DESCRIPTION OF THE TASK
Pick out and copy every line below that has the word "traffic".

(Collection entries)
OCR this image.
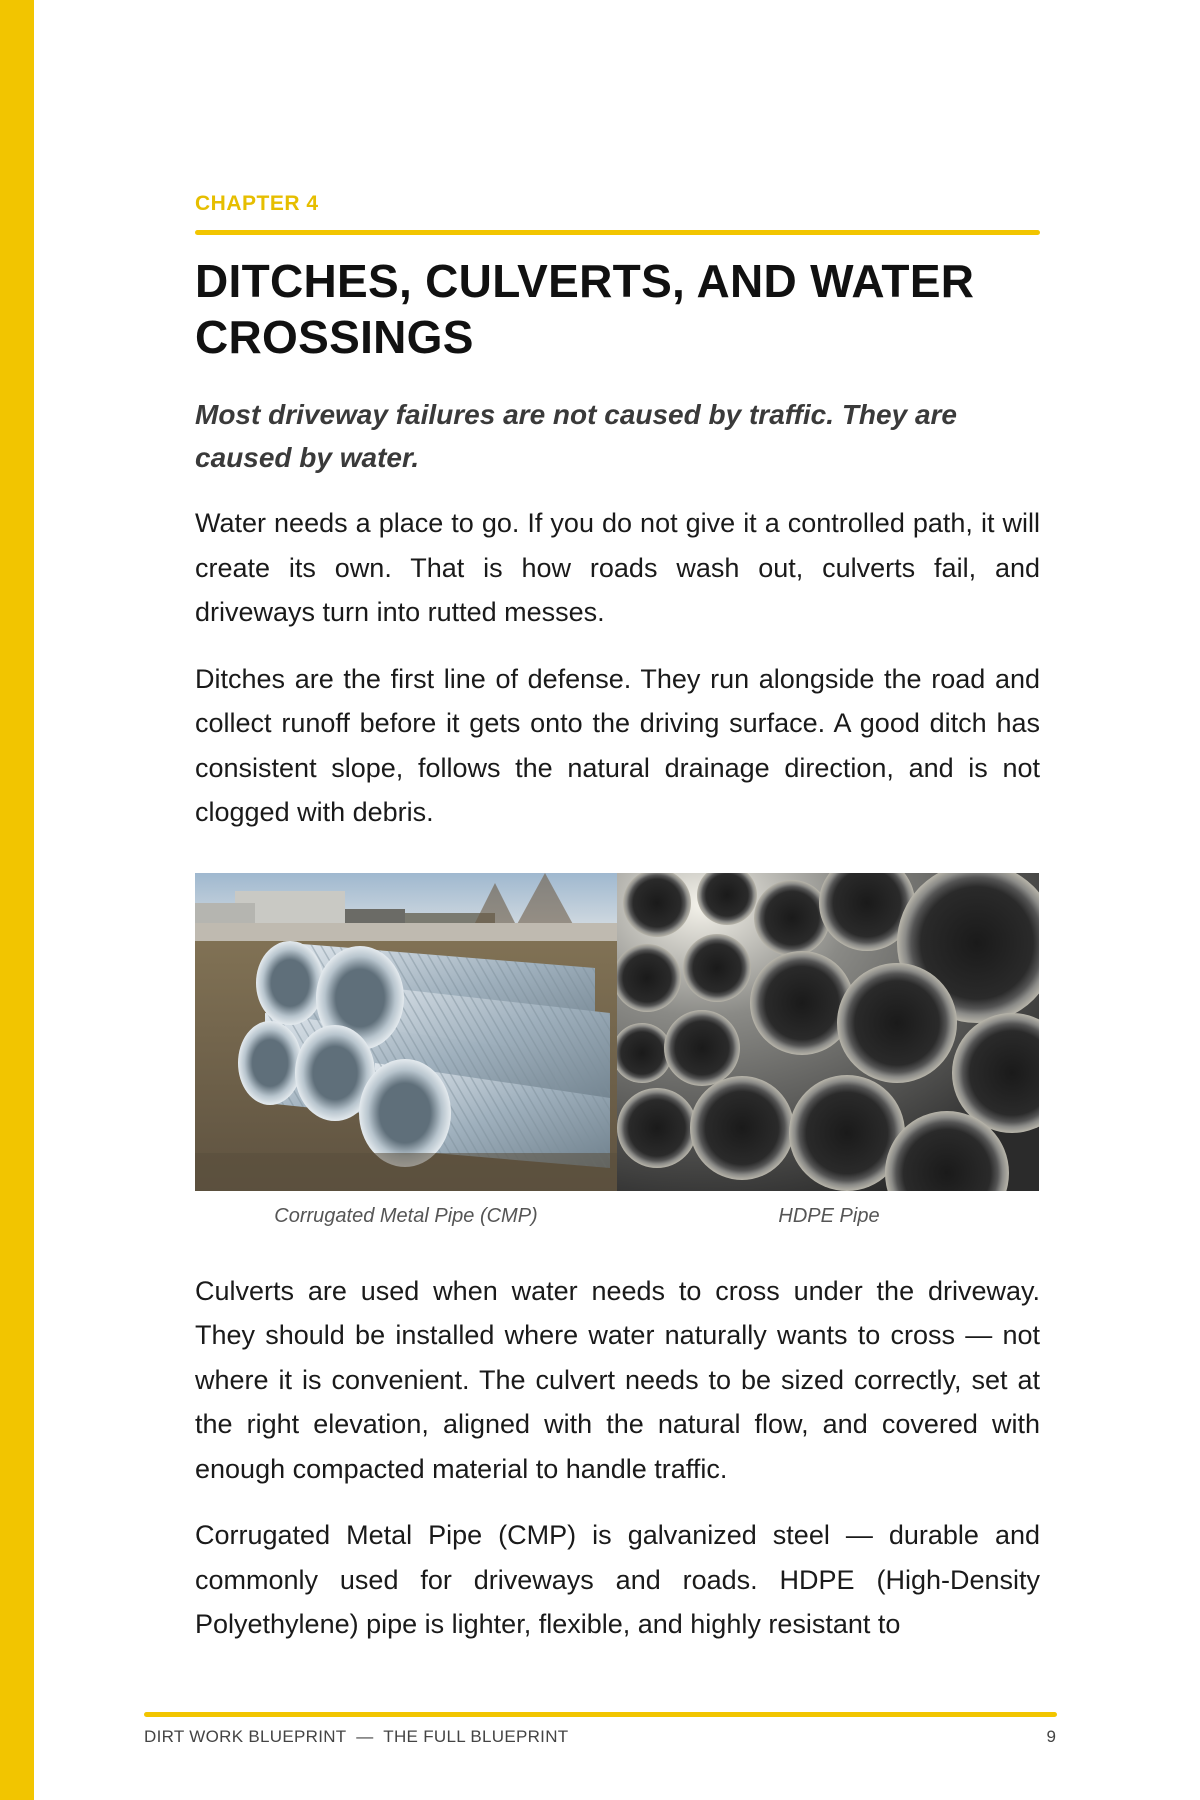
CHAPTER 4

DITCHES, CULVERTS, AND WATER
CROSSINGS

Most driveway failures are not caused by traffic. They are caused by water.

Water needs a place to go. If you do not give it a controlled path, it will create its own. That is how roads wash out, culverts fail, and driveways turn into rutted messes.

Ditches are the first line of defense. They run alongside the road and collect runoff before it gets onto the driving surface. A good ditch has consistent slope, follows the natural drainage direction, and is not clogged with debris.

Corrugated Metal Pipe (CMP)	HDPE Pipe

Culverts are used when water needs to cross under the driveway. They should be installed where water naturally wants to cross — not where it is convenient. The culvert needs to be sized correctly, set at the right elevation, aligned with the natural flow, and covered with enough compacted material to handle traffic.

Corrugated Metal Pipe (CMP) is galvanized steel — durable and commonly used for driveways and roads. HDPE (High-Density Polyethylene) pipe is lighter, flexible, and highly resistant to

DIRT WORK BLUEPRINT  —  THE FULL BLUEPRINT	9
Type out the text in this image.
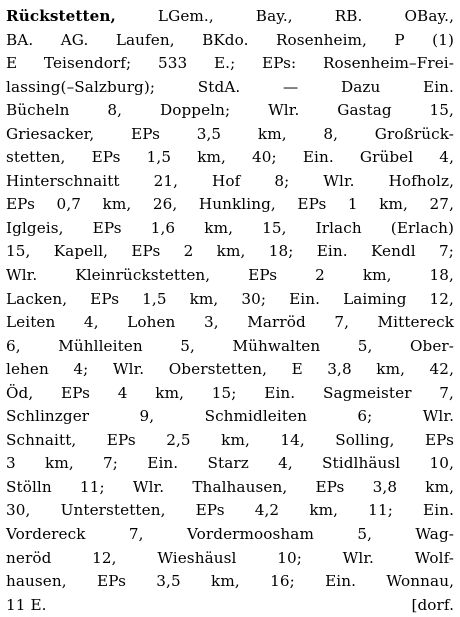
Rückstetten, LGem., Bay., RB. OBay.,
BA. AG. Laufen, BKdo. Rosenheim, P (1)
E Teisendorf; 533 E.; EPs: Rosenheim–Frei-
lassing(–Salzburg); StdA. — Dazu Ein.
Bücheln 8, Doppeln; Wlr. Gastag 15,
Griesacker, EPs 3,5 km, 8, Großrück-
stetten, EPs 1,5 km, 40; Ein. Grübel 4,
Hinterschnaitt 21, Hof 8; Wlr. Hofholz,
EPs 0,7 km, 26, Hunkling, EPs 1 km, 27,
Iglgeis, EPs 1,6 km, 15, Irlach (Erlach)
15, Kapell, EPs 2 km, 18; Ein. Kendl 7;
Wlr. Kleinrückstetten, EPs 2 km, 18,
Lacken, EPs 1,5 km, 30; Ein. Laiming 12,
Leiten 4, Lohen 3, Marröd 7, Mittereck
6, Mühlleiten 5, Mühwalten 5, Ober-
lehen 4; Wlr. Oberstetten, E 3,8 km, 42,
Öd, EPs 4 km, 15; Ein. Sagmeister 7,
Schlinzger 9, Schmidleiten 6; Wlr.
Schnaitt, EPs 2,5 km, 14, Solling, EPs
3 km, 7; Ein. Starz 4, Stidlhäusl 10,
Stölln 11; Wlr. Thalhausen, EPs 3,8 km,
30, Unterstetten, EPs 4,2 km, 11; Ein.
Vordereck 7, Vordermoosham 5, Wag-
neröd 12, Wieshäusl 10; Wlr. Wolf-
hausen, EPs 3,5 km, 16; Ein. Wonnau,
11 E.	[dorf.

EXERCISE RESULT
Most driveway failures are not caused by traffic. They are caused by water.
Culverts are used when water needs to cross under the driveway. They should be installed where water naturally wants to cross — not where it is convenient. The culvert needs to be sized correctly, set at the right elevation, aligned with the natural flow, and covered with enough compacted material to handle traffic.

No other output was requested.